[Set exercise]: Reproduce the entries below in full, word for word.

[Stored items from a collection]:

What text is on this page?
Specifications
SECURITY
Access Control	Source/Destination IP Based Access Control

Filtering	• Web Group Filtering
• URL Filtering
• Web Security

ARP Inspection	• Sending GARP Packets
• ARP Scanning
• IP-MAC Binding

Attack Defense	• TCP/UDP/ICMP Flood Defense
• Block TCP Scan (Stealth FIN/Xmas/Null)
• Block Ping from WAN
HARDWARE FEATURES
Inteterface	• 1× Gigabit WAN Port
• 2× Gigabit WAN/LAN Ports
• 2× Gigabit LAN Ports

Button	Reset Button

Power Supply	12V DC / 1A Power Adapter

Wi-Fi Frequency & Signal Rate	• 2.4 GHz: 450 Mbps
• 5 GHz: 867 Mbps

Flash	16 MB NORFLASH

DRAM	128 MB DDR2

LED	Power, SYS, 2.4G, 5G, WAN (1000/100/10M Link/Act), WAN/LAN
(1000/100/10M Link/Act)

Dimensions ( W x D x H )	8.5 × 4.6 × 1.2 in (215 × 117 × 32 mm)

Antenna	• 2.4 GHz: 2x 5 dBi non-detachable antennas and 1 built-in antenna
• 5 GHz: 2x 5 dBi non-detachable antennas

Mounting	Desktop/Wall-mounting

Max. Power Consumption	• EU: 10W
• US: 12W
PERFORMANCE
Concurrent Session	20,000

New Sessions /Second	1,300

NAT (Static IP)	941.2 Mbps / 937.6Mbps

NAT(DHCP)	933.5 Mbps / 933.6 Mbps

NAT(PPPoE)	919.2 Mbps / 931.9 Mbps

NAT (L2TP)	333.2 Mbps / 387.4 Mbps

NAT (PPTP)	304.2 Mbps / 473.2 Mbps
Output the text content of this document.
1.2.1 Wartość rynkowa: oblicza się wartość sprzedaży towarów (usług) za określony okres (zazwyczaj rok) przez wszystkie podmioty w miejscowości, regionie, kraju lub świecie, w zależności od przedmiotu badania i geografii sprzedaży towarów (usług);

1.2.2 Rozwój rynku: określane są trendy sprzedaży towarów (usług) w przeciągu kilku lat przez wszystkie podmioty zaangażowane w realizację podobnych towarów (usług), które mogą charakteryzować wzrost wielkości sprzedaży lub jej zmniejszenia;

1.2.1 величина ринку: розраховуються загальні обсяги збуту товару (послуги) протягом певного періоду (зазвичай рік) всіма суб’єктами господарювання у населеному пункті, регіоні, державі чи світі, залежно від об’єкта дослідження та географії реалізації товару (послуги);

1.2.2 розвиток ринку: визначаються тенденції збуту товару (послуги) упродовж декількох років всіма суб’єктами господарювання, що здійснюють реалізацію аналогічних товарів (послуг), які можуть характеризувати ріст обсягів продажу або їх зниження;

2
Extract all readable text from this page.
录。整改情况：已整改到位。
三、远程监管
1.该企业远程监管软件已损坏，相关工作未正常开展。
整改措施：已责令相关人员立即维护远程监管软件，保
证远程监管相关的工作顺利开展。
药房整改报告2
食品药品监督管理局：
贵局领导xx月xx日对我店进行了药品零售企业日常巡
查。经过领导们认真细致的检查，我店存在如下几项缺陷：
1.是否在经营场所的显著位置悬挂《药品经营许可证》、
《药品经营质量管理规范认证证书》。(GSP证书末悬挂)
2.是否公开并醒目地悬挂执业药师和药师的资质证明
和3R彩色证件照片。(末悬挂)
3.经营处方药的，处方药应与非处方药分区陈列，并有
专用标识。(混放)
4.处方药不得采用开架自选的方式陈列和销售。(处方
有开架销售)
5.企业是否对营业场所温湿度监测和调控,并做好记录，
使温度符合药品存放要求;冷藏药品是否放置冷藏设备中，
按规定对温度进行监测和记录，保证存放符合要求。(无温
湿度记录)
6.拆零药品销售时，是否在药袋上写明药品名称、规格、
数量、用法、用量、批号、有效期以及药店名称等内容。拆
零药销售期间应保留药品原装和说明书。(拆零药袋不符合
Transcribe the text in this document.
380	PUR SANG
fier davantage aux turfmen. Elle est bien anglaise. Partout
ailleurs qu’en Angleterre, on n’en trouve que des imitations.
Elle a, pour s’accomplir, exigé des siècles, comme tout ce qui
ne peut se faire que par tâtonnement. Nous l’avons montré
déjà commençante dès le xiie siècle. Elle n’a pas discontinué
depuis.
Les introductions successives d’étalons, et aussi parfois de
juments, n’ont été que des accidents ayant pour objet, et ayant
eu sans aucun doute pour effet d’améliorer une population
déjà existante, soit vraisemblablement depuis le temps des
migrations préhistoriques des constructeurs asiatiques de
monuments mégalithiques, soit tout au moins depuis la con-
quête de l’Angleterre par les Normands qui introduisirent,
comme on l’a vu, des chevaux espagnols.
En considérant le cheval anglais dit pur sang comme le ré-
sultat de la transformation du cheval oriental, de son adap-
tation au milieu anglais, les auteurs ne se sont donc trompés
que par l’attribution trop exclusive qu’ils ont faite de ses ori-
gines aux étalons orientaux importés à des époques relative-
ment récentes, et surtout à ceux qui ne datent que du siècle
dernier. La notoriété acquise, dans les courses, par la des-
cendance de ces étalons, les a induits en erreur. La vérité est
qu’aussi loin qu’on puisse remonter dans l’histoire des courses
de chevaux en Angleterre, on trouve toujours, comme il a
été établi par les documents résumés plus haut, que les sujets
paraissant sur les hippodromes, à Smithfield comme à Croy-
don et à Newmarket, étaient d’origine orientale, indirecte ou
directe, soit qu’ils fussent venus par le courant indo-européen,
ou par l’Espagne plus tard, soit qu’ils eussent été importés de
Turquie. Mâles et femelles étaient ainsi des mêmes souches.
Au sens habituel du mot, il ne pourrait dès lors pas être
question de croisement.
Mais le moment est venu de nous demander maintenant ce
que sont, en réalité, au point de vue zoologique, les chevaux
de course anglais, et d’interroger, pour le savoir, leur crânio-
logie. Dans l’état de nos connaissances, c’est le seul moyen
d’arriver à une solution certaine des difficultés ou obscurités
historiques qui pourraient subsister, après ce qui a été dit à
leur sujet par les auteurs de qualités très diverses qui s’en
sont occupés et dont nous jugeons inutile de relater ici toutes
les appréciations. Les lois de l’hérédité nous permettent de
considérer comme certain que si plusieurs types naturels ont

[Result of the exercise]:
What text is on this page?
Specifications
SECURITY
Access Control	Source/Destination IP Based Access Control

Filtering	• Web Group Filtering
• URL Filtering
• Web Security

ARP Inspection	• Sending GARP Packets
• ARP Scanning
• IP-MAC Binding

Attack Defense	• TCP/UDP/ICMP Flood Defense
• Block TCP Scan (Stealth FIN/Xmas/Null)
• Block Ping from WAN
HARDWARE FEATURES
Inteterface	• 1× Gigabit WAN Port
• 2× Gigabit WAN/LAN Ports
• 2× Gigabit LAN Ports

Button	Reset Button

Power Supply	12V DC / 1A Power Adapter

Wi-Fi Frequency & Signal Rate	• 2.4 GHz: 450 Mbps
• 5 GHz: 867 Mbps

Flash	16 MB NORFLASH

DRAM	128 MB DDR2

LED	Power, SYS, 2.4G, 5G, WAN (1000/100/10M Link/Act), WAN/LAN
(1000/100/10M Link/Act)

Dimensions ( W x D x H )	8.5 × 4.6 × 1.2 in (215 × 117 × 32 mm)

Antenna	• 2.4 GHz: 2x 5 dBi non-detachable antennas and 1 built-in antenna
• 5 GHz: 2x 5 dBi non-detachable antennas

Mounting	Desktop/Wall-mounting

Max. Power Consumption	• EU: 10W
• US: 12W
PERFORMANCE
Concurrent Session	20,000

New Sessions /Second	1,300

NAT (Static IP)	941.2 Mbps / 937.6Mbps

NAT(DHCP)	933.5 Mbps / 933.6 Mbps

NAT(PPPoE)	919.2 Mbps / 931.9 Mbps

NAT (L2TP)	333.2 Mbps / 387.4 Mbps

NAT (PPTP)	304.2 Mbps / 473.2 Mbps
Output the text content of this document.
1.2.1 Wartość rynkowa: oblicza się wartość sprzedaży towarów (usług) za określony okres (zazwyczaj rok) przez wszystkie podmioty w miejscowości, regionie, kraju lub świecie, w zależności od przedmiotu badania i geografii sprzedaży towarów (usług);

1.2.2 Rozwój rynku: określane są trendy sprzedaży towarów (usług) w przeciągu kilku lat przez wszystkie podmioty zaangażowane w realizację podobnych towarów (usług), które mogą charakteryzować wzrost wielkości sprzedaży lub jej zmniejszenia;

1.2.1 величина ринку: розраховуються загальні обсяги збуту товару (послуги) протягом певного періоду (зазвичай рік) всіма суб’єктами господарювання у населеному пункті, регіоні, державі чи світі, залежно від об’єкта дослідження та географії реалізації товару (послуги);

1.2.2 розвиток ринку: визначаються тенденції збуту товару (послуги) упродовж декількох років всіма суб’єктами господарювання, що здійснюють реалізацію аналогічних товарів (послуг), які можуть характеризувати ріст обсягів продажу або їх зниження;

2
Extract all readable text from this page.
录。整改情况：已整改到位。
三、远程监管
1.该企业远程监管软件已损坏，相关工作未正常开展。
整改措施：已责令相关人员立即维护远程监管软件，保
证远程监管相关的工作顺利开展。
药房整改报告2
食品药品监督管理局：
贵局领导xx月xx日对我店进行了药品零售企业日常巡
查。经过领导们认真细致的检查，我店存在如下几项缺陷：
1.是否在经营场所的显著位置悬挂《药品经营许可证》、
《药品经营质量管理规范认证证书》。(GSP证书末悬挂)
2.是否公开并醒目地悬挂执业药师和药师的资质证明
和3R彩色证件照片。(末悬挂)
3.经营处方药的，处方药应与非处方药分区陈列，并有
专用标识。(混放)
4.处方药不得采用开架自选的方式陈列和销售。(处方
有开架销售)
5.企业是否对营业场所温湿度监测和调控,并做好记录，
使温度符合药品存放要求;冷藏药品是否放置冷藏设备中，
按规定对温度进行监测和记录，保证存放符合要求。(无温
湿度记录)
6.拆零药品销售时，是否在药袋上写明药品名称、规格、
数量、用法、用量、批号、有效期以及药店名称等内容。拆
零药销售期间应保留药品原装和说明书。(拆零药袋不符合
Transcribe the text in this document.
380	PUR SANG
fier davantage aux turfmen. Elle est bien anglaise. Partout
ailleurs qu’en Angleterre, on n’en trouve que des imitations.
Elle a, pour s’accomplir, exigé des siècles, comme tout ce qui
ne peut se faire que par tâtonnement. Nous l’avons montré
déjà commençante dès le xiie siècle. Elle n’a pas discontinué
depuis.
Les introductions successives d’étalons, et aussi parfois de
juments, n’ont été que des accidents ayant pour objet, et ayant
eu sans aucun doute pour effet d’améliorer une population
déjà existante, soit vraisemblablement depuis le temps des
migrations préhistoriques des constructeurs asiatiques de
monuments mégalithiques, soit tout au moins depuis la con-
quête de l’Angleterre par les Normands qui introduisirent,
comme on l’a vu, des chevaux espagnols.
En considérant le cheval anglais dit pur sang comme le ré-
sultat de la transformation du cheval oriental, de son adap-
tation au milieu anglais, les auteurs ne se sont donc trompés
que par l’attribution trop exclusive qu’ils ont faite de ses ori-
gines aux étalons orientaux importés à des époques relative-
ment récentes, et surtout à ceux qui ne datent que du siècle
dernier. La notoriété acquise, dans les courses, par la des-
cendance de ces étalons, les a induits en erreur. La vérité est
qu’aussi loin qu’on puisse remonter dans l’histoire des courses
de chevaux en Angleterre, on trouve toujours, comme il a
été établi par les documents résumés plus haut, que les sujets
paraissant sur les hippodromes, à Smithfield comme à Croy-
don et à Newmarket, étaient d’origine orientale, indirecte ou
directe, soit qu’ils fussent venus par le courant indo-européen,
ou par l’Espagne plus tard, soit qu’ils eussent été importés de
Turquie. Mâles et femelles étaient ainsi des mêmes souches.
Au sens habituel du mot, il ne pourrait dès lors pas être
question de croisement.
Mais le moment est venu de nous demander maintenant ce
que sont, en réalité, au point de vue zoologique, les chevaux
de course anglais, et d’interroger, pour le savoir, leur crânio-
logie. Dans l’état de nos connaissances, c’est le seul moyen
d’arriver à une solution certaine des difficultés ou obscurités
historiques qui pourraient subsister, après ce qui a été dit à
leur sujet par les auteurs de qualités très diverses qui s’en
sont occupés et dont nous jugeons inutile de relater ici toutes
les appréciations. Les lois de l’hérédité nous permettent de
considérer comme certain que si plusieurs types naturels ont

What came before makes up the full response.